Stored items
* BEGIN *
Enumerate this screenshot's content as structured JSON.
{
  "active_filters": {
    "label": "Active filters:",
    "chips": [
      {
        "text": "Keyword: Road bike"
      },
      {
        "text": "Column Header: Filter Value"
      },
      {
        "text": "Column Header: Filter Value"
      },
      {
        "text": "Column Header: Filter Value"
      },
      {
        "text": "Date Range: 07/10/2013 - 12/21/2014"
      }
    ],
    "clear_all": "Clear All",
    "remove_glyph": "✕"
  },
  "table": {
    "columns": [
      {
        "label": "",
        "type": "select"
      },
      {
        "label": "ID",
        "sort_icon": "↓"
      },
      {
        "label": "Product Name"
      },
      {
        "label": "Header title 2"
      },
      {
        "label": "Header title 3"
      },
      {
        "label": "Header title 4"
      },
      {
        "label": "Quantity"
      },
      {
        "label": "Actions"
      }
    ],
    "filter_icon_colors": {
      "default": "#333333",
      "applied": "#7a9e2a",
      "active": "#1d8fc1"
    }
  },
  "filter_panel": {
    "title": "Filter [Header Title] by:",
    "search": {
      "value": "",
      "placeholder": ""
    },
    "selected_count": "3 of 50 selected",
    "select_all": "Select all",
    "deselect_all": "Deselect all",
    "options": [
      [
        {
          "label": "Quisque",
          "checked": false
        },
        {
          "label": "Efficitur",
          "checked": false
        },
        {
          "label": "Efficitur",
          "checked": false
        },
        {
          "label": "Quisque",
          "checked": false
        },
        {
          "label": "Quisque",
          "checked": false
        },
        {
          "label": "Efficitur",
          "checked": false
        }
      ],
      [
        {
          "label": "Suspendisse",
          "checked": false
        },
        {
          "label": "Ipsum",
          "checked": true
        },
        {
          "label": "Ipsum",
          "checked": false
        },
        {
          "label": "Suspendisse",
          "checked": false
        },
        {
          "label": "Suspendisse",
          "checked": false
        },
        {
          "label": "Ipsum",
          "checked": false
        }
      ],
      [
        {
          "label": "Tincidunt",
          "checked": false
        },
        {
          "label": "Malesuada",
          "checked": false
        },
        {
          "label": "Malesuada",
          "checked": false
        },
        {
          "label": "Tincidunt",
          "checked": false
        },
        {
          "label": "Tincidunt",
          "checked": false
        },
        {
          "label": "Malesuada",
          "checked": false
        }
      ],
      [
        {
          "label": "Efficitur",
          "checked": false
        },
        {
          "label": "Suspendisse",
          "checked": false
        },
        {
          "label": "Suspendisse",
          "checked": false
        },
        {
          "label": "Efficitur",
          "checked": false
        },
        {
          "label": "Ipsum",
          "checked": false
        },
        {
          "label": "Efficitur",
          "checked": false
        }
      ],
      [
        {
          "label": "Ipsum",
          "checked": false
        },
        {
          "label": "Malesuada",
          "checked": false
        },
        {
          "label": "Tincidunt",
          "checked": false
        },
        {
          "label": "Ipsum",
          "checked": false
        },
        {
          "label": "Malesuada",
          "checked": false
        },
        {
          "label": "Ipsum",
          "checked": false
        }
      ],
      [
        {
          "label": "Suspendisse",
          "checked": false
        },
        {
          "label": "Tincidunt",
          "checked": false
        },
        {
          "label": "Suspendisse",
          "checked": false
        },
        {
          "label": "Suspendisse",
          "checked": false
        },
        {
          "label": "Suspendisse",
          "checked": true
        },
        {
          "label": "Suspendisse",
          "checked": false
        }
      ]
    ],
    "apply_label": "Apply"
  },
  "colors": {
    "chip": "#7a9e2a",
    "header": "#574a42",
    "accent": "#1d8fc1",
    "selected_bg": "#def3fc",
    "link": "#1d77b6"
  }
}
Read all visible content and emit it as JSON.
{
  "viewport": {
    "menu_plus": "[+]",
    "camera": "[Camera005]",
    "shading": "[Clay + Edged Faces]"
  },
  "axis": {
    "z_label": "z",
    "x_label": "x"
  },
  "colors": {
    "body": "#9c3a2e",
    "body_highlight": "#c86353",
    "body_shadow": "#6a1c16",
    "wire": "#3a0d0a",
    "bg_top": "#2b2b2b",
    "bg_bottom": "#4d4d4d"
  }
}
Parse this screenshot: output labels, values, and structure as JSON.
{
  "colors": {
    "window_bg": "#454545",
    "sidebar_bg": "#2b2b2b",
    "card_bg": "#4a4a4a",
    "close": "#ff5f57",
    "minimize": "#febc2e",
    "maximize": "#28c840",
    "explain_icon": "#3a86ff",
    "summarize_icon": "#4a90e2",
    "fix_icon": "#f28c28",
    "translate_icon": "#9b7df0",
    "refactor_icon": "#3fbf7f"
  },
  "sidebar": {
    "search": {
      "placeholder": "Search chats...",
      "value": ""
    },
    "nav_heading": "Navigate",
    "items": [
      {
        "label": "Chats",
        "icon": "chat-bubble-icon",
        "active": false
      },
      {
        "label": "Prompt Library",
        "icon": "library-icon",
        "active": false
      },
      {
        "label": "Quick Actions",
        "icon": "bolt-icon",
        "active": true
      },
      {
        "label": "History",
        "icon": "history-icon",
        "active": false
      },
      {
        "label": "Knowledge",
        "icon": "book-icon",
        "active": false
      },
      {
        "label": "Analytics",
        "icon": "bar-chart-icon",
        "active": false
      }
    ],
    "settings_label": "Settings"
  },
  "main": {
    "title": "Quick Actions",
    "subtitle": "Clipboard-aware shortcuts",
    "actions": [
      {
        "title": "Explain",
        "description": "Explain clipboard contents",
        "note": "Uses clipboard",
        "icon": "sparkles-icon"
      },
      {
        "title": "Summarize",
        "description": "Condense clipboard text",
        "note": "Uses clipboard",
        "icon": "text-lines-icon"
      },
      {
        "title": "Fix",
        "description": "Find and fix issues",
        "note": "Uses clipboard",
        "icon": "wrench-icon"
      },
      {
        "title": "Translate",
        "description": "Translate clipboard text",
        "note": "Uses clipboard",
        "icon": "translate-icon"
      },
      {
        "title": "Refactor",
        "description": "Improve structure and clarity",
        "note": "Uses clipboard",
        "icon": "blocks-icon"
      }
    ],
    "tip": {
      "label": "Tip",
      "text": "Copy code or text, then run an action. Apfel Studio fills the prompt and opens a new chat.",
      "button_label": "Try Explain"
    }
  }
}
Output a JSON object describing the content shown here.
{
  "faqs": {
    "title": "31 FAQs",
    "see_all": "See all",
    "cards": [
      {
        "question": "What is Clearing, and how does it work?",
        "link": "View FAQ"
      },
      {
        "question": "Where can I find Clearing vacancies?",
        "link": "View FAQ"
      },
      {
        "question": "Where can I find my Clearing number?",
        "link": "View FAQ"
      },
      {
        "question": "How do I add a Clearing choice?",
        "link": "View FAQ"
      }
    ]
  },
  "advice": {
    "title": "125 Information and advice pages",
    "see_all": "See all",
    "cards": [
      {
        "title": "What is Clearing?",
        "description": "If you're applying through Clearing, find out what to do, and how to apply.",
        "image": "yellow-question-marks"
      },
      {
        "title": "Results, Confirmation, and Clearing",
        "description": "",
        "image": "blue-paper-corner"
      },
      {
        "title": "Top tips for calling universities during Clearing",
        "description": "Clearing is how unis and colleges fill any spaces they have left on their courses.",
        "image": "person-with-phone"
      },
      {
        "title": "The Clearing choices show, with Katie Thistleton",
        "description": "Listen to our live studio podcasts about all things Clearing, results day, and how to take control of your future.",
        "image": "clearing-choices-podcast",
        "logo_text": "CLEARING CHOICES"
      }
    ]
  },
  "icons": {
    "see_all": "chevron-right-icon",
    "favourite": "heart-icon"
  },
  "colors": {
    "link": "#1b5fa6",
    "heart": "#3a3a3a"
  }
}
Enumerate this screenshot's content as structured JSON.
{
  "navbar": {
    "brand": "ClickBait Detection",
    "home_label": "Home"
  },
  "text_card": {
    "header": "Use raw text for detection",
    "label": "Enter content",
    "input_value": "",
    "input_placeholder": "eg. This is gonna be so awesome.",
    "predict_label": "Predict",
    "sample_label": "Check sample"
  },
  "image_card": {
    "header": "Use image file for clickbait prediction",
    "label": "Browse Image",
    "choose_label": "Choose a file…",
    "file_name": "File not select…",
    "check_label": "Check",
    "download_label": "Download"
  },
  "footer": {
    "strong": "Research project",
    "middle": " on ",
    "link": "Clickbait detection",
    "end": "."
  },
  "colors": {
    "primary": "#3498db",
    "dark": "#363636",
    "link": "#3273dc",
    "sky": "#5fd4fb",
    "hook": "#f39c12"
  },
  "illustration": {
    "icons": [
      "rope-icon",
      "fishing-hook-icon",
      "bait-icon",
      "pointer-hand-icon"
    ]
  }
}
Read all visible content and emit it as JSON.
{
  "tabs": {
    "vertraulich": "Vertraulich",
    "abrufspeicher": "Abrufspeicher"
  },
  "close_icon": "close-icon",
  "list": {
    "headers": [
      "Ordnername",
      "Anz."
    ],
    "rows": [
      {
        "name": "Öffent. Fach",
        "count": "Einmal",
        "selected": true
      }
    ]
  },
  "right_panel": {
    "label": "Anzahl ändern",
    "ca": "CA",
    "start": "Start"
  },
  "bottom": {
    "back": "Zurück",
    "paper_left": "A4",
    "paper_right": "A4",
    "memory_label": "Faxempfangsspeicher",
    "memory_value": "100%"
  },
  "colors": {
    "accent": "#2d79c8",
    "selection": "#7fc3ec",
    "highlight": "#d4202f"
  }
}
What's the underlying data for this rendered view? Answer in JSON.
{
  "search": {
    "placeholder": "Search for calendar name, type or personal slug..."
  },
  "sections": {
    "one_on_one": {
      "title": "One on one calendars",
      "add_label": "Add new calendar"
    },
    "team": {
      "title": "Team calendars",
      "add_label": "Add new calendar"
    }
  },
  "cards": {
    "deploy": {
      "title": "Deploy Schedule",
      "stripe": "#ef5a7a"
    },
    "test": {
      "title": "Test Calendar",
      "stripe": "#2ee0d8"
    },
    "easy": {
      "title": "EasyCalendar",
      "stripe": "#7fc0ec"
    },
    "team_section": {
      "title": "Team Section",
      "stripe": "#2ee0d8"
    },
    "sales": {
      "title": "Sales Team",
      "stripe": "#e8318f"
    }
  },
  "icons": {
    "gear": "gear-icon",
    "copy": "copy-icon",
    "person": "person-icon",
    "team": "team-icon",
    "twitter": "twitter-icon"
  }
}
* END *
:: Problem ::
Look through the entries above for the word "calendars". Copy every line where it shows up.

:: Problem solution ::
      "title": "One on one calendars",
      "title": "Team calendars",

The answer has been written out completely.